INSTRUCTIONS FOR THE TASK: Copy nothing but the text: repeat each entry exactly and drop the images.

INPUT FOR THIS TASK:
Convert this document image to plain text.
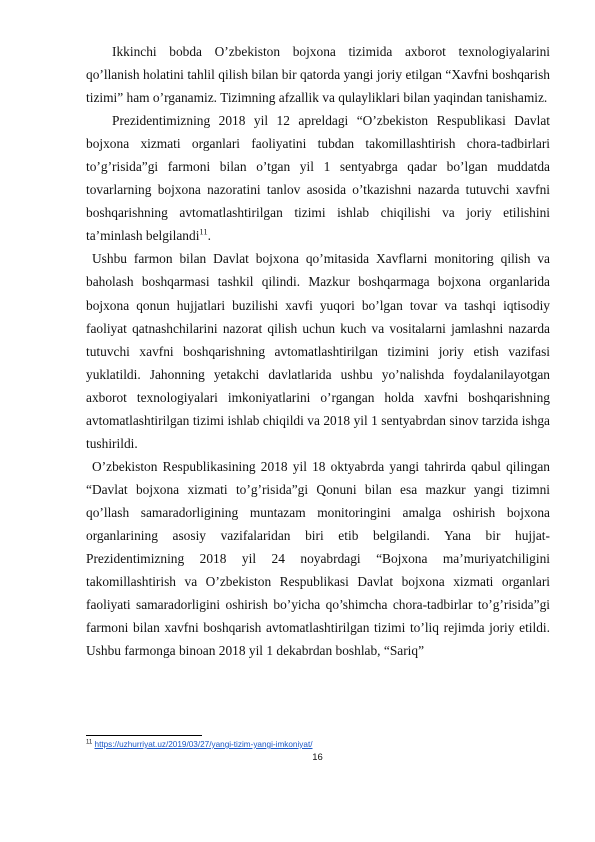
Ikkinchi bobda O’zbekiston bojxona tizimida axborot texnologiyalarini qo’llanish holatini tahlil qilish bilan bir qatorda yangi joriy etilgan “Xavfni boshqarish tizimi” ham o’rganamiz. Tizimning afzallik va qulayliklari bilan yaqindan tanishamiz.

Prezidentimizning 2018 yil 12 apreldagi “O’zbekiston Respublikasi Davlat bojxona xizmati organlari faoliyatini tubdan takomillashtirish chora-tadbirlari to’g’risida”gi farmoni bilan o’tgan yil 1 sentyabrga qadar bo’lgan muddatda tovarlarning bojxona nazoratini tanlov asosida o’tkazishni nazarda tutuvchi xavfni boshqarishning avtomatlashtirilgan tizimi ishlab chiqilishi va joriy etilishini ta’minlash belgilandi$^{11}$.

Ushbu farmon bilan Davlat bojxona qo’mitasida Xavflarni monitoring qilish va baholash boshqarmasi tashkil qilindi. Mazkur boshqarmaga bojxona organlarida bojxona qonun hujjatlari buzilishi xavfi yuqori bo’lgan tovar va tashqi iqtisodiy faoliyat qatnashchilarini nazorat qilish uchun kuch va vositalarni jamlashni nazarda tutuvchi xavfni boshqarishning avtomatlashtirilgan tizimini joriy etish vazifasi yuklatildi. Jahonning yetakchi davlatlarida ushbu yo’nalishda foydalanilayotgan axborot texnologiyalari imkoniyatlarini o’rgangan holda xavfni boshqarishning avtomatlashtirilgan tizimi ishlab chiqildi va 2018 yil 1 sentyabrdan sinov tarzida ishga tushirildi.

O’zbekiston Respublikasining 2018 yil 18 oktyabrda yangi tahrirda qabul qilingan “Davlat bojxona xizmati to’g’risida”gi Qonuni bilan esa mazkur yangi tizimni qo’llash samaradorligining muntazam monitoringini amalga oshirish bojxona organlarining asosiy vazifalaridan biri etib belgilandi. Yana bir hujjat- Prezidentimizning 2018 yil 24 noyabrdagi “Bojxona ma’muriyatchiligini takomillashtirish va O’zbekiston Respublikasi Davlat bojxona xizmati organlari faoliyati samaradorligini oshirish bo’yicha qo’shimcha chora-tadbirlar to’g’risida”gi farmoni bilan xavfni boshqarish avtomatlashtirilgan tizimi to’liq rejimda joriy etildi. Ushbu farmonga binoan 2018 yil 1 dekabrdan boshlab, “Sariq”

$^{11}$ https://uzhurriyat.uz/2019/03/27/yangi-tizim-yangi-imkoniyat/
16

THE OUTPUT:
Convert this document image to plain text.
Ikkinchi bobda O’zbekiston bojxona tizimida axborot texnologiyalarini qo’llanish holatini tahlil qilish bilan bir qatorda yangi joriy etilgan “Xavfni boshqarish tizimi” ham o’rganamiz. Tizimning afzallik va qulayliklari bilan yaqindan tanishamiz.

Prezidentimizning 2018 yil 12 apreldagi “O’zbekiston Respublikasi Davlat bojxona xizmati organlari faoliyatini tubdan takomillashtirish chora-tadbirlari to’g’risida”gi farmoni bilan o’tgan yil 1 sentyabrga qadar bo’lgan muddatda tovarlarning bojxona nazoratini tanlov asosida o’tkazishni nazarda tutuvchi xavfni boshqarishning avtomatlashtirilgan tizimi ishlab chiqilishi va joriy etilishini ta’minlash belgilandi$^{11}$.

Ushbu farmon bilan Davlat bojxona qo’mitasida Xavflarni monitoring qilish va baholash boshqarmasi tashkil qilindi. Mazkur boshqarmaga bojxona organlarida bojxona qonun hujjatlari buzilishi xavfi yuqori bo’lgan tovar va tashqi iqtisodiy faoliyat qatnashchilarini nazorat qilish uchun kuch va vositalarni jamlashni nazarda tutuvchi xavfni boshqarishning avtomatlashtirilgan tizimini joriy etish vazifasi yuklatildi. Jahonning yetakchi davlatlarida ushbu yo’nalishda foydalanilayotgan axborot texnologiyalari imkoniyatlarini o’rgangan holda xavfni boshqarishning avtomatlashtirilgan tizimi ishlab chiqildi va 2018 yil 1 sentyabrdan sinov tarzida ishga tushirildi.

O’zbekiston Respublikasining 2018 yil 18 oktyabrda yangi tahrirda qabul qilingan “Davlat bojxona xizmati to’g’risida”gi Qonuni bilan esa mazkur yangi tizimni qo’llash samaradorligining muntazam monitoringini amalga oshirish bojxona organlarining asosiy vazifalaridan biri etib belgilandi. Yana bir hujjat- Prezidentimizning 2018 yil 24 noyabrdagi “Bojxona ma’muriyatchiligini takomillashtirish va O’zbekiston Respublikasi Davlat bojxona xizmati organlari faoliyati samaradorligini oshirish bo’yicha qo’shimcha chora-tadbirlar to’g’risida”gi farmoni bilan xavfni boshqarish avtomatlashtirilgan tizimi to’liq rejimda joriy etildi. Ushbu farmonga binoan 2018 yil 1 dekabrdan boshlab, “Sariq”

$^{11}$ https://uzhurriyat.uz/2019/03/27/yangi-tizim-yangi-imkoniyat/
16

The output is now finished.